The problem: Check every line below for the word "внебюджетного" and copy each one that has it.

Extracted records

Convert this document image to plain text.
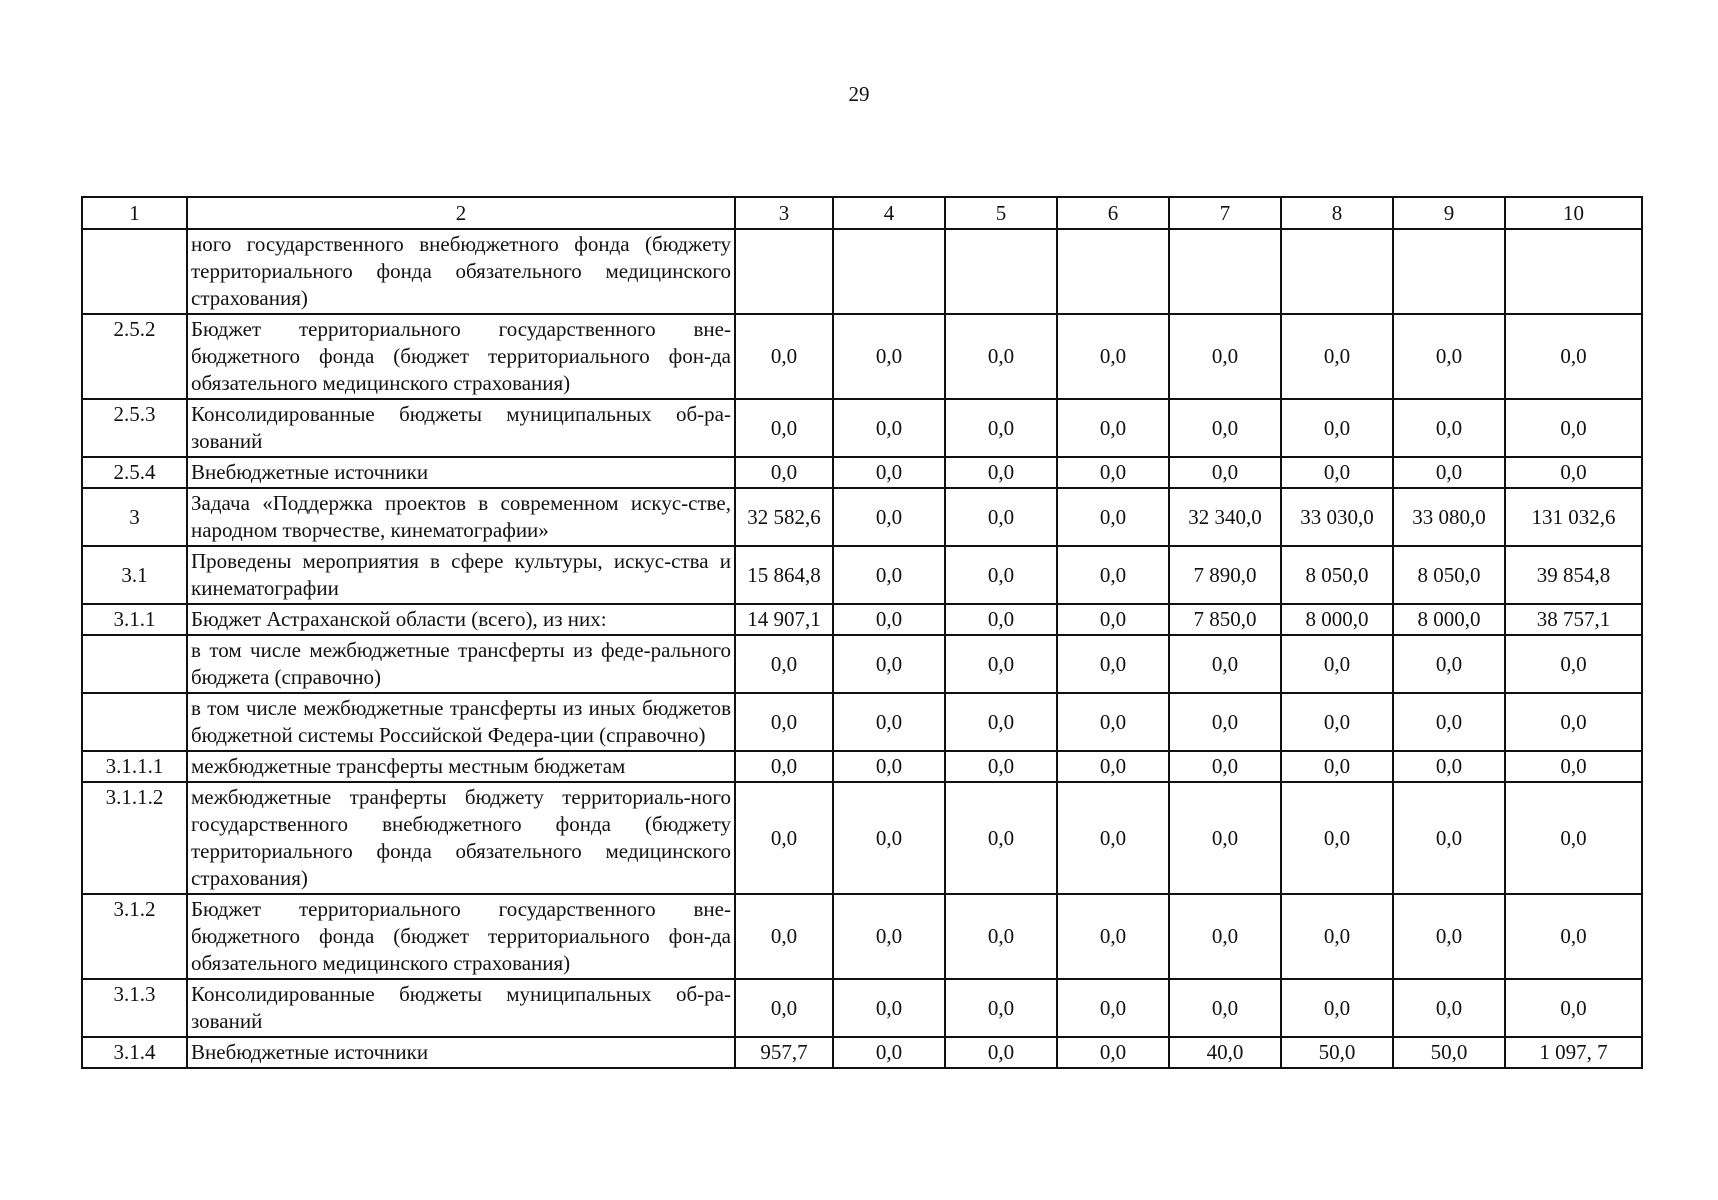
29
1	2	3	4	5	6	7	8	9	10
	ного государственного внебюджетного фонда (бюджету территориального фонда обязательного медицинского страхования)								
2.5.2	Бюджет территориального государственного вне-бюджетного фонда (бюджет территориального фон-да обязательного медицинского страхования)	0,0	0,0	0,0	0,0	0,0	0,0	0,0	0,0
2.5.3	Консолидированные бюджеты муниципальных об-ра-зований	0,0	0,0	0,0	0,0	0,0	0,0	0,0	0,0
2.5.4	Внебюджетные источники	0,0	0,0	0,0	0,0	0,0	0,0	0,0	0,0
3	Задача «Поддержка проектов в современном искус-стве, народном творчестве, кинематографии»	32 582,6	0,0	0,0	0,0	32 340,0	33 030,0	33 080,0	131 032,6
3.1	Проведены мероприятия в сфере культуры, искус-ства и кинематографии	15 864,8	0,0	0,0	0,0	7 890,0	8 050,0	8 050,0	39 854,8
3.1.1	Бюджет Астраханской области (всего), из них:	14 907,1	0,0	0,0	0,0	7 850,0	8 000,0	8 000,0	38 757,1
	в том числе межбюджетные трансферты из феде-рального бюджета (справочно)	0,0	0,0	0,0	0,0	0,0	0,0	0,0	0,0
	в том числе межбюджетные трансферты из иных бюджетов бюджетной системы Российской Федера-ции (справочно)	0,0	0,0	0,0	0,0	0,0	0,0	0,0	0,0
3.1.1.1	межбюджетные трансферты местным бюджетам	0,0	0,0	0,0	0,0	0,0	0,0	0,0	0,0
3.1.1.2	межбюджетные транферты бюджету территориаль-ного государственного внебюджетного фонда (бюджету территориального фонда обязательного медицинского страхования)	0,0	0,0	0,0	0,0	0,0	0,0	0,0	0,0
3.1.2	Бюджет территориального государственного вне-бюджетного фонда (бюджет территориального фон-да обязательного медицинского страхования)	0,0	0,0	0,0	0,0	0,0	0,0	0,0	0,0
3.1.3	Консолидированные бюджеты муниципальных об-ра-зований	0,0	0,0	0,0	0,0	0,0	0,0	0,0	0,0
3.1.4	Внебюджетные источники	957,7	0,0	0,0	0,0	40,0	50,0	50,0	1 097, 7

Written answer:
	ного государственного внебюджетного фонда (бюджету территориального фонда обязательного медицинского страхования)								
3.1.1.2	межбюджетные транферты бюджету территориаль-ного государственного внебюджетного фонда (бюджету территориального фонда обязательного медицинского страхования)	0,0	0,0	0,0	0,0	0,0	0,0	0,0	0,0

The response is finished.